### Task instructions
Filter these entries, keeping only lines that hold the word "type".
==== Material to process
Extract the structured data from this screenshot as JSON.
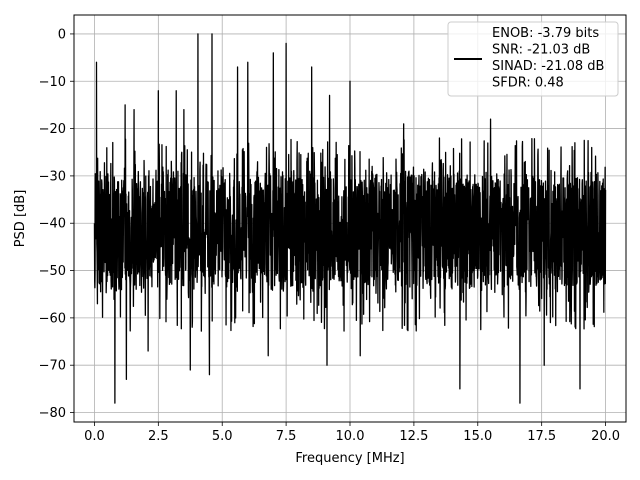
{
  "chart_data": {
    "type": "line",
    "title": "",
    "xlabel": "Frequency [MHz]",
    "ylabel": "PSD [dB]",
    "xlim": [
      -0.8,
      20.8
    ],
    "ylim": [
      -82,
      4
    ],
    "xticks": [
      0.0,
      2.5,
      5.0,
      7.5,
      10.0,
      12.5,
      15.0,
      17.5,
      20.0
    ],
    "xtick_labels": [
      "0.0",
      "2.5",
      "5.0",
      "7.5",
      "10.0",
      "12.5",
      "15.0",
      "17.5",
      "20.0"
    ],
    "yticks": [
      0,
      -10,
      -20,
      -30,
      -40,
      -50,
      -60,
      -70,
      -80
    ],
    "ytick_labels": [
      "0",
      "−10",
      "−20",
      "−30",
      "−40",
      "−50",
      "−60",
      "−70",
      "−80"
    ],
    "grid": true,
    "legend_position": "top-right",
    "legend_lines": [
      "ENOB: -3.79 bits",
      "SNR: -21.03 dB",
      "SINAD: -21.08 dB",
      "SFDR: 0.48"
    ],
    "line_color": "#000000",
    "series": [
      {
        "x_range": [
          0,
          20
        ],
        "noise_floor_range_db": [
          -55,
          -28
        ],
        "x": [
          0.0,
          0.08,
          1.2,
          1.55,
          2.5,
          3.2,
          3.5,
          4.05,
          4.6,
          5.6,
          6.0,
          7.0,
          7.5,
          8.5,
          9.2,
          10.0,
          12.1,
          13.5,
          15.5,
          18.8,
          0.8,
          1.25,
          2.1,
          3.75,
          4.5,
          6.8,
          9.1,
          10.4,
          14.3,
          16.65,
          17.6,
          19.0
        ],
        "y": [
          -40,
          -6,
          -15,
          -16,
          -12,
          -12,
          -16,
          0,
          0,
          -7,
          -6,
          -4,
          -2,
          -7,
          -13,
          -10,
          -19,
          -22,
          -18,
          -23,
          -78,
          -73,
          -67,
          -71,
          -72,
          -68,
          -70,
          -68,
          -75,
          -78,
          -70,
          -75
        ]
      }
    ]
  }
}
========
==== Material to process
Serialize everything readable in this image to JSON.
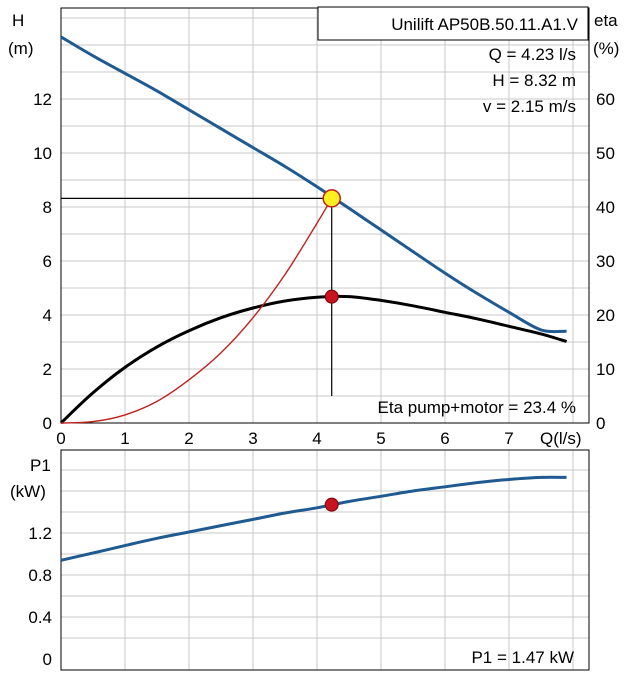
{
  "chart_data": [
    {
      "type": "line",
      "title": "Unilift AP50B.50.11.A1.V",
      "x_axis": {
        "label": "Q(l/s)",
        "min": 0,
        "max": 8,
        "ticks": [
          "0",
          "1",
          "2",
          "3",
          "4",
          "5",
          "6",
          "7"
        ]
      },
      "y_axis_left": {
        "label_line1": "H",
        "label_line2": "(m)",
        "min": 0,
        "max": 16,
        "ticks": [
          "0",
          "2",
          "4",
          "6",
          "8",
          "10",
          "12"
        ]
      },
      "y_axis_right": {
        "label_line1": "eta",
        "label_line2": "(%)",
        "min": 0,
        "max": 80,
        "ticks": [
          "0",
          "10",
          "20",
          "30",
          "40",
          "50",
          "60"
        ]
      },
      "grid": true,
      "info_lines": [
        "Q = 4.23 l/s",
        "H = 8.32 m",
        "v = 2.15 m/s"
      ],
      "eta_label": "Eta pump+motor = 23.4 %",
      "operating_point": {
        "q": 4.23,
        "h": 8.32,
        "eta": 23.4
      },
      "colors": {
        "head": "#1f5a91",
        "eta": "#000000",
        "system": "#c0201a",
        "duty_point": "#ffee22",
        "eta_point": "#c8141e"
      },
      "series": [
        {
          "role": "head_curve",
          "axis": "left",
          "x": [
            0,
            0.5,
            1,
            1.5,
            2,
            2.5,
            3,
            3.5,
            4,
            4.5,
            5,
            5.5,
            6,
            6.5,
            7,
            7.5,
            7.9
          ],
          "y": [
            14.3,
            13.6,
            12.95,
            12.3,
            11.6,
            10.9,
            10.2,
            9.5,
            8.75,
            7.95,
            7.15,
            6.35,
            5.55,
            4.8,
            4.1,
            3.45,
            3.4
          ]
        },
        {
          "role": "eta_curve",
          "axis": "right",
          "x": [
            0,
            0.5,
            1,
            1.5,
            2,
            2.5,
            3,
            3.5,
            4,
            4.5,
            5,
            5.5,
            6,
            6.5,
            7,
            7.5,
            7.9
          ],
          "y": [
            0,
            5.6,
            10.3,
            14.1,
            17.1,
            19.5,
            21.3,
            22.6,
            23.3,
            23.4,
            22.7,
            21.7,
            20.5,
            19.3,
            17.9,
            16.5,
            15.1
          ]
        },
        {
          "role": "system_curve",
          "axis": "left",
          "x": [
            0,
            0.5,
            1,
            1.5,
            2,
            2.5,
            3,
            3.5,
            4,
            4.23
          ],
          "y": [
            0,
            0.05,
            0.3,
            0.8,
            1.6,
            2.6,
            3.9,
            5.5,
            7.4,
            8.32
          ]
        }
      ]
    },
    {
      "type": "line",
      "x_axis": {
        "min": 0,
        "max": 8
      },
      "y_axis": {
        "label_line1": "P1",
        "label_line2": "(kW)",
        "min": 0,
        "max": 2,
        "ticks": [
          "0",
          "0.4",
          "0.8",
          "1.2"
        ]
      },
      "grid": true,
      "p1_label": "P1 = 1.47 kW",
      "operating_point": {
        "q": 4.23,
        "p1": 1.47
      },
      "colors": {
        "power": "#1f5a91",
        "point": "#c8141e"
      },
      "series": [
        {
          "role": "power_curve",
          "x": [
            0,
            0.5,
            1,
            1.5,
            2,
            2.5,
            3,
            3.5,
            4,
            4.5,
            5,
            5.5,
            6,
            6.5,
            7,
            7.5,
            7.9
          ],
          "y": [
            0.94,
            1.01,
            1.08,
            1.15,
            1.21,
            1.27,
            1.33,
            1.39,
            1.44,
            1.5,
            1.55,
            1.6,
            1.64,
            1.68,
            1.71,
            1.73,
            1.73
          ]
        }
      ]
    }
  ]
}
========
==== Material to process
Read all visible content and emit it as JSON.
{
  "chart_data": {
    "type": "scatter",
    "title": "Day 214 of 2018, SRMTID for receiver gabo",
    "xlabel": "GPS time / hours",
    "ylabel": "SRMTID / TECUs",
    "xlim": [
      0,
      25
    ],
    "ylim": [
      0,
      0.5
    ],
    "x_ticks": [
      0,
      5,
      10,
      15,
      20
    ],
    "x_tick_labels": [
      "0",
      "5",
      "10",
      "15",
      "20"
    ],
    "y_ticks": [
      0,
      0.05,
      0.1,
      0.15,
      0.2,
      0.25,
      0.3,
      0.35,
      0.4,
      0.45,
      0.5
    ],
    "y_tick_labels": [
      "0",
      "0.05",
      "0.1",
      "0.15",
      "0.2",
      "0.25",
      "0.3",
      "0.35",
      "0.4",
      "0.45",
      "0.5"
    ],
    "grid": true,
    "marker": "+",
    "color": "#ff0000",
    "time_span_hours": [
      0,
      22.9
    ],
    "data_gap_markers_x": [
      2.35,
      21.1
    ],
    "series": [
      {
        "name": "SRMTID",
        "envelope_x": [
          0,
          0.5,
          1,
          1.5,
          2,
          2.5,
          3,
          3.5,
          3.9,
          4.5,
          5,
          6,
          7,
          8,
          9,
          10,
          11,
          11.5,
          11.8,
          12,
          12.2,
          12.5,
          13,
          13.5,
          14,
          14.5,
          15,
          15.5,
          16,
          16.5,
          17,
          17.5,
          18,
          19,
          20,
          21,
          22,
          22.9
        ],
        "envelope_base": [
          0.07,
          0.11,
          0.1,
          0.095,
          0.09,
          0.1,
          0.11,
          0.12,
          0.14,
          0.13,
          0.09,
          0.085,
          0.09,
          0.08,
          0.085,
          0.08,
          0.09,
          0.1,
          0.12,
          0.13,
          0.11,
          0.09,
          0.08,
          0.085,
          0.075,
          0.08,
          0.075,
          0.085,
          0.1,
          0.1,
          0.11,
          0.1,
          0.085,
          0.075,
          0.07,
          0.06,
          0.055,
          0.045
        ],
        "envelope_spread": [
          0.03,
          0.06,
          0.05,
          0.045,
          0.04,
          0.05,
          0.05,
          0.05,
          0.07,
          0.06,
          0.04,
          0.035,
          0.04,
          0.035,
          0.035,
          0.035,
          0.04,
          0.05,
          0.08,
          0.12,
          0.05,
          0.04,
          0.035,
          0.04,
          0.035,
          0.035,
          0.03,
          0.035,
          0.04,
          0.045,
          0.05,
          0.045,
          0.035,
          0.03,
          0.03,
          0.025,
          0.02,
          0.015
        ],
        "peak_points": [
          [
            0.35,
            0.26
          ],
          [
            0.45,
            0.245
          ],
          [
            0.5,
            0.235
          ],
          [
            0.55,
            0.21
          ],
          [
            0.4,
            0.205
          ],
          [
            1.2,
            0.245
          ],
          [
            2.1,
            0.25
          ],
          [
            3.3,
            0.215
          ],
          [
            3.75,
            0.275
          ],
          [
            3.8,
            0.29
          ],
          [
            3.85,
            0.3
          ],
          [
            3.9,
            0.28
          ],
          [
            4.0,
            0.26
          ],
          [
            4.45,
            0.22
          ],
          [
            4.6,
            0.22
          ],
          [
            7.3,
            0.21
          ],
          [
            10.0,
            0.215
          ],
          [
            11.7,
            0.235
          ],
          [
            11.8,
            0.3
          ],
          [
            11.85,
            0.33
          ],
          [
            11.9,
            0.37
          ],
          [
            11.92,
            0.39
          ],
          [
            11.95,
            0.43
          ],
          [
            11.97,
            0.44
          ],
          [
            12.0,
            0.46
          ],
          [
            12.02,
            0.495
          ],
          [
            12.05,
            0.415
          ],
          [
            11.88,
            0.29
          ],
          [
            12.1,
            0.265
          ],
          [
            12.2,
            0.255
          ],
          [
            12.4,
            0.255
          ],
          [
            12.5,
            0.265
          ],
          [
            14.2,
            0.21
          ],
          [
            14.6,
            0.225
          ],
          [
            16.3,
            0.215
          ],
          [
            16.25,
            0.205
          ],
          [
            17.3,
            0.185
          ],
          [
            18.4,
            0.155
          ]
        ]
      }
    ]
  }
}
========
### The completed task
    "type": "line",
      "type": "line",
      "type": "line",
    "type": "scatter",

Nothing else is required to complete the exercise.